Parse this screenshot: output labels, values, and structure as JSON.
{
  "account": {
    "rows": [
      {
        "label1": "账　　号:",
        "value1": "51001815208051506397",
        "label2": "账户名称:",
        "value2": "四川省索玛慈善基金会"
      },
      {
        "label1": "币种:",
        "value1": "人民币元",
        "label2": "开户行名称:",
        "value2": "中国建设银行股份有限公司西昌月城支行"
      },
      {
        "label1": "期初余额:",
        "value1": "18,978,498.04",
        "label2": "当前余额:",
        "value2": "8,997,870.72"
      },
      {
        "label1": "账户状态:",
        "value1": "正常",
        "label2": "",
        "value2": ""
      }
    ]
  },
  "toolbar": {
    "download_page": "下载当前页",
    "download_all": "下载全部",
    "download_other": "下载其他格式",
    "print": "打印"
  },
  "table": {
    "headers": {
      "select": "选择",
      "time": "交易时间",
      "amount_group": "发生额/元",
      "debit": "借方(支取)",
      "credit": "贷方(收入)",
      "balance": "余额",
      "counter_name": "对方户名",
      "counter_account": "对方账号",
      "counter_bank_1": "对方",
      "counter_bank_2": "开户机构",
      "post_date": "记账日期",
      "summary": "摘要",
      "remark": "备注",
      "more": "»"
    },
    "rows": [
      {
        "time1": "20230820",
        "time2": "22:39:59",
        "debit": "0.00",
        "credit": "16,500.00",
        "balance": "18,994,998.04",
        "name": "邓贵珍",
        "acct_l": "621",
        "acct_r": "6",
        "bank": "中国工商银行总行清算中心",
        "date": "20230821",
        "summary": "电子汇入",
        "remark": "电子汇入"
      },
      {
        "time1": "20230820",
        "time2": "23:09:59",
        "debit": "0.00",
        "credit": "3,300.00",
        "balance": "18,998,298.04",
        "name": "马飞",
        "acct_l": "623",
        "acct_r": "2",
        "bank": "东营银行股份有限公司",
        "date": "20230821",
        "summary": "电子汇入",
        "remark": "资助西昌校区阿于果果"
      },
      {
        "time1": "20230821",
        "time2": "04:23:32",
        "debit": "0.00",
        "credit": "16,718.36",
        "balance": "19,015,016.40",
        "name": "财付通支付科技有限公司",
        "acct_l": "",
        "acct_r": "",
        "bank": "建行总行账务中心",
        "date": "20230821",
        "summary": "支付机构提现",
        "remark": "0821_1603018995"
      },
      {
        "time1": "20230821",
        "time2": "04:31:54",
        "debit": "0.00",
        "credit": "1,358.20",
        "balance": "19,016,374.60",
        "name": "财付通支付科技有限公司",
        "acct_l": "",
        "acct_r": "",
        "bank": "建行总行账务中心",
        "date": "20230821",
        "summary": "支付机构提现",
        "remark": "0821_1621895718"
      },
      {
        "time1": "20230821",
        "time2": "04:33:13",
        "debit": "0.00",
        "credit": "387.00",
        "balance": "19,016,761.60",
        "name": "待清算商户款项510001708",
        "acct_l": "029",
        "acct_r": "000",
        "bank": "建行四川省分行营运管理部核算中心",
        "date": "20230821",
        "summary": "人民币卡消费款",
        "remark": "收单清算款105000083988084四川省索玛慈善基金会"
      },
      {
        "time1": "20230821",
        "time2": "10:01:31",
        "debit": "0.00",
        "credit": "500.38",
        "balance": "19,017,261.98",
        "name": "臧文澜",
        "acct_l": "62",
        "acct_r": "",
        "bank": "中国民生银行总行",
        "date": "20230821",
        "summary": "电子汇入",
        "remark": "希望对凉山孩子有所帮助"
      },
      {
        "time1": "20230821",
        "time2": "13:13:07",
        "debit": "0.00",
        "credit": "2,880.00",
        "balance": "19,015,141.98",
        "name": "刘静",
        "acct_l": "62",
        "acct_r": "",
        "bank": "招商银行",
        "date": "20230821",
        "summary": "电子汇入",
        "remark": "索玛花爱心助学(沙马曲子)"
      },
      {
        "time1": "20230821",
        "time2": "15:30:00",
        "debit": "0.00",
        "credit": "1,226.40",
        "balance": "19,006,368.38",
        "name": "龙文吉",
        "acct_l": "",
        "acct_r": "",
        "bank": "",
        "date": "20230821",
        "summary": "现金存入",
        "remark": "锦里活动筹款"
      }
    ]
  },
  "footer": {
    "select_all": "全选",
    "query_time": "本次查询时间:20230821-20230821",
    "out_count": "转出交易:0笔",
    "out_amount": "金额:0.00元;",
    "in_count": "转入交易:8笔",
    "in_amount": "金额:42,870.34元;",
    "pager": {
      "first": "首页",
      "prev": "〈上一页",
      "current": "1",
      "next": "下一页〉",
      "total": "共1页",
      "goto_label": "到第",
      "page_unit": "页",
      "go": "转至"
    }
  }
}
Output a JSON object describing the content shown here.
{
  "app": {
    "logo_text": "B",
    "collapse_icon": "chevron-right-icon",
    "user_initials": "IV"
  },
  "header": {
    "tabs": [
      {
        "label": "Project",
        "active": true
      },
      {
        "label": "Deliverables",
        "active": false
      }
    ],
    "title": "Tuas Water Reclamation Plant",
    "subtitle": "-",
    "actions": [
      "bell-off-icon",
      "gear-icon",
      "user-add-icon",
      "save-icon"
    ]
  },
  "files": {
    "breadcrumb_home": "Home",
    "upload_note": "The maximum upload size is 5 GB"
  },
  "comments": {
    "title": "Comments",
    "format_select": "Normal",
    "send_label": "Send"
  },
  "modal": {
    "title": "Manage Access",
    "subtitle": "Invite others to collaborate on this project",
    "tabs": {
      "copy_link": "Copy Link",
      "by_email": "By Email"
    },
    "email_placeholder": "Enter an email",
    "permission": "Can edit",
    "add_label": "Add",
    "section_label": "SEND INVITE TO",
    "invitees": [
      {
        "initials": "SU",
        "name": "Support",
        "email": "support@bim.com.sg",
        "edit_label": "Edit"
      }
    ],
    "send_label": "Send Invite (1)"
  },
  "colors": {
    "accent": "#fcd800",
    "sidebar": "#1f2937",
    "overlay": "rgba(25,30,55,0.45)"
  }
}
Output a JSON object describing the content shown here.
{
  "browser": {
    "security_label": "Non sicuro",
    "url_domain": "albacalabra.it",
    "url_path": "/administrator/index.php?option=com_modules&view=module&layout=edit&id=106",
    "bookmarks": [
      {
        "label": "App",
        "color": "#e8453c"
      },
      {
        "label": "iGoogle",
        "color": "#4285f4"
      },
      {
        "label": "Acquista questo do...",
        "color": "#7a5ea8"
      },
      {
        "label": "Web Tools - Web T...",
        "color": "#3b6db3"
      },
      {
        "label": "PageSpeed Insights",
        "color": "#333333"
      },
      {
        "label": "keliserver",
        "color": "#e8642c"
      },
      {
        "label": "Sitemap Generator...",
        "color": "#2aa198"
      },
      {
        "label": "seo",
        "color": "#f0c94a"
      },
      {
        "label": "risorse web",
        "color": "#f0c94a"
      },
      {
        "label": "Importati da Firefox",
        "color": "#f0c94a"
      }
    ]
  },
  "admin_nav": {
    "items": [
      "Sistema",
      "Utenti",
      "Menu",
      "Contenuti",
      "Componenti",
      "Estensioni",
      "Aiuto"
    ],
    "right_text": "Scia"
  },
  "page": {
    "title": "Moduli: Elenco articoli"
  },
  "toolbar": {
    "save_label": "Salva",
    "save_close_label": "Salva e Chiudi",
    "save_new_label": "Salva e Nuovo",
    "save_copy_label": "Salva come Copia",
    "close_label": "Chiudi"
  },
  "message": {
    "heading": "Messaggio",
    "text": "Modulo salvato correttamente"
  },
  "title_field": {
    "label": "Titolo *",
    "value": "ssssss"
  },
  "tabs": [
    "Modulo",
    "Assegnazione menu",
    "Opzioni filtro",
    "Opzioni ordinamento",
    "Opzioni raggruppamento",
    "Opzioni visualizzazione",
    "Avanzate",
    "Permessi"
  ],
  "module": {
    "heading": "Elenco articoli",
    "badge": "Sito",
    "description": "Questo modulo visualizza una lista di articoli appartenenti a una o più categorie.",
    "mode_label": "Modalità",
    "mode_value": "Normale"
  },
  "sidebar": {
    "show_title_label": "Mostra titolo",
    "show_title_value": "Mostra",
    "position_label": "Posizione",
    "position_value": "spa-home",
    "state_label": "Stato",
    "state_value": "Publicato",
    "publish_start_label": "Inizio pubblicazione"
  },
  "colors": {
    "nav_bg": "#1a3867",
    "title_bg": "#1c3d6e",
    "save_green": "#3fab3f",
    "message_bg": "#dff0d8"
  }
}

WHAT NEEDS TO BE DONE ▸ Search the listing for the string "Chiudi". Copy each line where it turns up.

TASK RESULT ▸
    "save_close_label": "Salva e Chiudi",
    "close_label": "Chiudi"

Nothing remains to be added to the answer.